### BRIEF
Extract each line bearing the word "JSON".

(Figure record listings)
* * * * * * *

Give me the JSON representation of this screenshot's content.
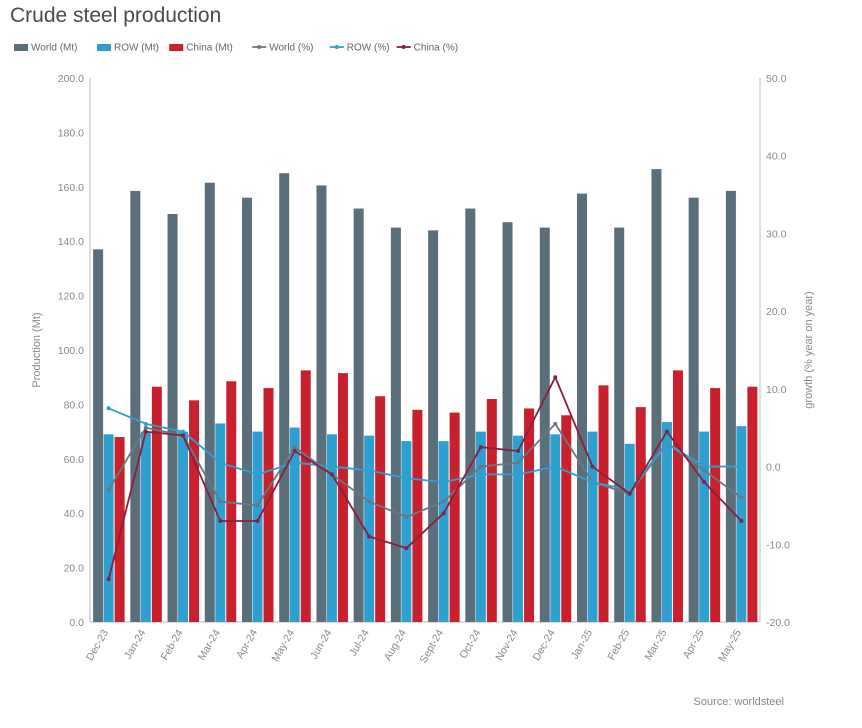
{
  "title": "Crude steel production",
  "source": "Source: worldsteel",
  "chart_data": {
    "type": "bar",
    "title": "Crude steel production",
    "categories": [
      "Dec-23",
      "Jan-24",
      "Feb-24",
      "Mar-24",
      "Apr-24",
      "May-24",
      "Jun-24",
      "Jul-24",
      "Aug-24",
      "Sept-24",
      "Oct-24",
      "Nov-24",
      "Dec-24",
      "Jan-25",
      "Feb-25",
      "Mar-25",
      "Apr-25",
      "May-25"
    ],
    "ylabel": "Production (Mt)",
    "y2label": "growth (% year on year)",
    "ylim": [
      0,
      200
    ],
    "y2lim": [
      -20,
      50
    ],
    "yticks": [
      "0.0",
      "20.0",
      "40.0",
      "60.0",
      "80.0",
      "100.0",
      "120.0",
      "140.0",
      "160.0",
      "180.0",
      "200.0"
    ],
    "y2ticks": [
      "-20.0",
      "-10.0",
      "0.0",
      "10.0",
      "20.0",
      "30.0",
      "40.0",
      "50.0"
    ],
    "grid": false,
    "legend_position": "top",
    "bar_series": [
      {
        "name": "World (Mt)",
        "color": "#5b6f7a",
        "values": [
          137,
          158.5,
          150,
          161.5,
          156,
          165,
          160.5,
          152,
          145,
          144,
          152,
          147,
          145,
          157.5,
          145,
          166.5,
          156,
          158.5
        ]
      },
      {
        "name": "ROW (Mt)",
        "color": "#2f9fd0",
        "values": [
          69,
          70,
          70,
          73,
          70,
          71.5,
          69,
          68.5,
          66.5,
          66.5,
          70,
          68.5,
          69,
          70,
          65.5,
          73.5,
          70,
          72
        ]
      },
      {
        "name": "China (Mt)",
        "color": "#c8202d",
        "values": [
          68,
          86.5,
          81.5,
          88.5,
          86,
          92.5,
          91.5,
          83,
          78,
          77,
          82,
          78.5,
          76,
          87,
          79,
          92.5,
          86,
          86.5
        ]
      }
    ],
    "line_series": [
      {
        "name": "World (%)",
        "color": "#6b7782",
        "values": [
          -3,
          5,
          4,
          -4.5,
          -5,
          2.5,
          -1,
          -4.5,
          -6.5,
          -4.5,
          0,
          0.5,
          5.5,
          -2,
          -3.5,
          3,
          -0.5,
          -4
        ]
      },
      {
        "name": "ROW (%)",
        "color": "#2f9fd0",
        "values": [
          7.5,
          5.5,
          4.5,
          0.5,
          -1,
          0.5,
          0,
          -0.5,
          -1.5,
          -2,
          -1,
          -1,
          0,
          -2,
          -3,
          3,
          0,
          0
        ]
      },
      {
        "name": "China (%)",
        "color": "#8a1f3d",
        "values": [
          -14.5,
          4.5,
          4,
          -7,
          -7,
          2,
          -1,
          -9,
          -10.5,
          -6,
          2.5,
          2,
          11.5,
          0,
          -3.5,
          4.5,
          -2,
          -7
        ]
      }
    ]
  }
}
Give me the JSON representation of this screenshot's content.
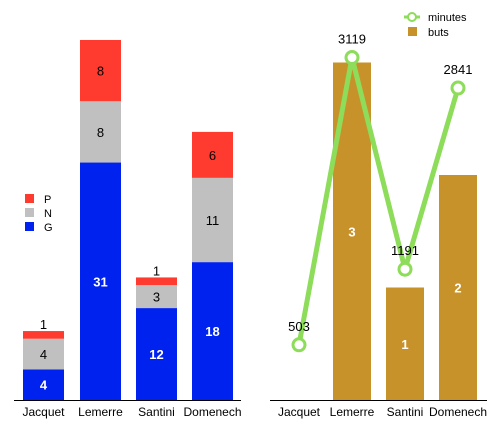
{
  "colors": {
    "P": "#ff3b30",
    "N": "#c0c0c0",
    "G": "#0022ee",
    "minutes": "#8ddc5a",
    "buts": "#c8922a",
    "axis": "#000000"
  },
  "chart_data": [
    {
      "type": "bar",
      "stacked": true,
      "categories": [
        "Jacquet",
        "Lemerre",
        "Santini",
        "Domenech"
      ],
      "series": [
        {
          "name": "G",
          "values": [
            4,
            31,
            12,
            18
          ]
        },
        {
          "name": "N",
          "values": [
            4,
            8,
            3,
            11
          ]
        },
        {
          "name": "P",
          "values": [
            1,
            8,
            1,
            6
          ]
        }
      ],
      "legend": {
        "position": "left",
        "entries": [
          "P",
          "N",
          "G"
        ]
      },
      "grid": false
    },
    {
      "type": "bar",
      "categories": [
        "Jacquet",
        "Lemerre",
        "Santini",
        "Domenech"
      ],
      "series": [
        {
          "name": "buts",
          "type": "bar",
          "values": [
            0,
            3,
            1,
            2
          ]
        },
        {
          "name": "minutes",
          "type": "line",
          "values": [
            503,
            3119,
            1191,
            2841
          ]
        }
      ],
      "legend": {
        "position": "top-right",
        "entries": [
          "minutes",
          "buts"
        ]
      },
      "grid": false
    }
  ]
}
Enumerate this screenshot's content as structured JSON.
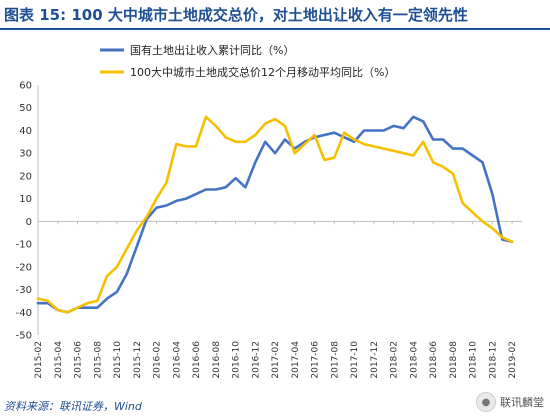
{
  "header": {
    "title": "图表 15: 100 大中城市土地成交总价，对土地出让收入有一定领先性"
  },
  "footer": {
    "source": "资料来源：联讯证券，Wind",
    "watermark": "联讯麟堂",
    "watermark_icon": "wechat-icon"
  },
  "chart_data": {
    "type": "line",
    "xlim": [
      "2015-02",
      "2019-03"
    ],
    "ylim": [
      -50,
      60
    ],
    "ytick_step": 10,
    "grid": false,
    "legend_position": "top-left",
    "x_tick_labels": [
      "2015-02",
      "2015-04",
      "2015-06",
      "2015-08",
      "2015-10",
      "2015-12",
      "2016-02",
      "2016-04",
      "2016-06",
      "2016-08",
      "2016-10",
      "2016-12",
      "2017-02",
      "2017-04",
      "2017-06",
      "2017-08",
      "2017-10",
      "2017-12",
      "2018-02",
      "2018-04",
      "2018-06",
      "2018-08",
      "2018-10",
      "2018-12",
      "2019-02"
    ],
    "series": [
      {
        "name": "国有土地出让收入累计同比（%）",
        "color": "#4472c4",
        "points": [
          [
            "2015-02",
            -36
          ],
          [
            "2015-03",
            -36
          ],
          [
            "2015-04",
            -39
          ],
          [
            "2015-05",
            -40
          ],
          [
            "2015-06",
            -38
          ],
          [
            "2015-07",
            -38
          ],
          [
            "2015-08",
            -38
          ],
          [
            "2015-09",
            -34
          ],
          [
            "2015-10",
            -31
          ],
          [
            "2015-11",
            -23
          ],
          [
            "2015-12",
            -11
          ],
          [
            "2016-01",
            1
          ],
          [
            "2016-02",
            6
          ],
          [
            "2016-03",
            7
          ],
          [
            "2016-04",
            9
          ],
          [
            "2016-05",
            10
          ],
          [
            "2016-06",
            12
          ],
          [
            "2016-07",
            14
          ],
          [
            "2016-08",
            14
          ],
          [
            "2016-09",
            15
          ],
          [
            "2016-10",
            19
          ],
          [
            "2016-11",
            15
          ],
          [
            "2016-12",
            26
          ],
          [
            "2017-01",
            35
          ],
          [
            "2017-02",
            30
          ],
          [
            "2017-03",
            36
          ],
          [
            "2017-04",
            32
          ],
          [
            "2017-05",
            35
          ],
          [
            "2017-06",
            37
          ],
          [
            "2017-07",
            38
          ],
          [
            "2017-08",
            39
          ],
          [
            "2017-09",
            37
          ],
          [
            "2017-10",
            35
          ],
          [
            "2017-11",
            40
          ],
          [
            "2017-12",
            40
          ],
          [
            "2018-01",
            40
          ],
          [
            "2018-02",
            42
          ],
          [
            "2018-03",
            41
          ],
          [
            "2018-04",
            46
          ],
          [
            "2018-05",
            44
          ],
          [
            "2018-06",
            36
          ],
          [
            "2018-07",
            36
          ],
          [
            "2018-08",
            32
          ],
          [
            "2018-09",
            32
          ],
          [
            "2018-10",
            29
          ],
          [
            "2018-11",
            26
          ],
          [
            "2018-12",
            12
          ],
          [
            "2019-01",
            -8
          ],
          [
            "2019-02",
            -9
          ]
        ]
      },
      {
        "name": "100大中城市土地成交总价12个月移动平均同比（%）",
        "color": "#f6c000",
        "points": [
          [
            "2015-02",
            -34
          ],
          [
            "2015-03",
            -35
          ],
          [
            "2015-04",
            -39
          ],
          [
            "2015-05",
            -40
          ],
          [
            "2015-06",
            -38
          ],
          [
            "2015-07",
            -36
          ],
          [
            "2015-08",
            -35
          ],
          [
            "2015-09",
            -24
          ],
          [
            "2015-10",
            -20
          ],
          [
            "2015-11",
            -12
          ],
          [
            "2015-12",
            -4
          ],
          [
            "2016-01",
            2
          ],
          [
            "2016-02",
            10
          ],
          [
            "2016-03",
            17
          ],
          [
            "2016-04",
            34
          ],
          [
            "2016-05",
            33
          ],
          [
            "2016-06",
            33
          ],
          [
            "2016-07",
            46
          ],
          [
            "2016-08",
            42
          ],
          [
            "2016-09",
            37
          ],
          [
            "2016-10",
            35
          ],
          [
            "2016-11",
            35
          ],
          [
            "2016-12",
            38
          ],
          [
            "2017-01",
            43
          ],
          [
            "2017-02",
            45
          ],
          [
            "2017-03",
            42
          ],
          [
            "2017-04",
            30
          ],
          [
            "2017-05",
            34
          ],
          [
            "2017-06",
            38
          ],
          [
            "2017-07",
            27
          ],
          [
            "2017-08",
            28
          ],
          [
            "2017-09",
            39
          ],
          [
            "2017-10",
            36
          ],
          [
            "2017-11",
            34
          ],
          [
            "2017-12",
            33
          ],
          [
            "2018-01",
            32
          ],
          [
            "2018-02",
            31
          ],
          [
            "2018-03",
            30
          ],
          [
            "2018-04",
            29
          ],
          [
            "2018-05",
            35
          ],
          [
            "2018-06",
            26
          ],
          [
            "2018-07",
            24
          ],
          [
            "2018-08",
            21
          ],
          [
            "2018-09",
            8
          ],
          [
            "2018-10",
            4
          ],
          [
            "2018-11",
            0
          ],
          [
            "2018-12",
            -3
          ],
          [
            "2019-01",
            -7
          ],
          [
            "2019-02",
            -9
          ]
        ]
      }
    ]
  }
}
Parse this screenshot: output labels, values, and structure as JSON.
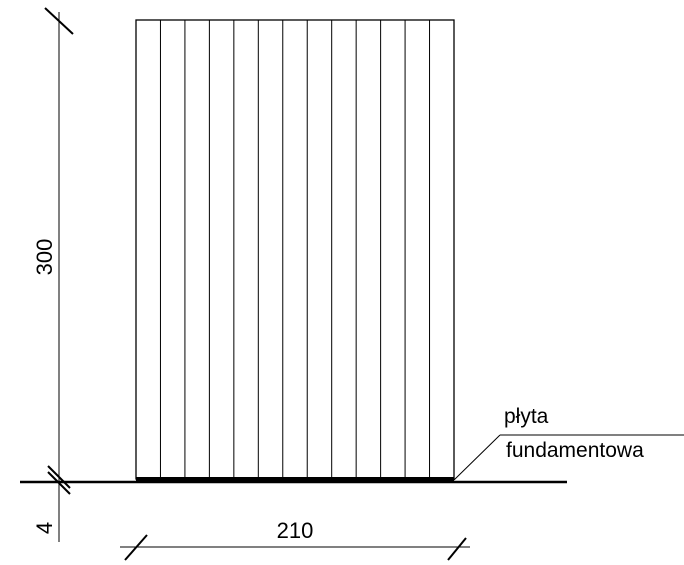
{
  "drawing": {
    "dimensions": {
      "height_main": "300",
      "height_slab": "4",
      "width": "210"
    },
    "label": {
      "line1": "płyta",
      "line2": "fundamentowa"
    },
    "panel_board_count": 13
  }
}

* * * * * * *

### THE SOLUTION
Give me the JSON representation of this screenshot's content.
Give me the JSON representation of this screenshot's content.
Enumerate this screenshot's content as structured JSON.
Parse this screenshot: output labels, values, and structure as JSON.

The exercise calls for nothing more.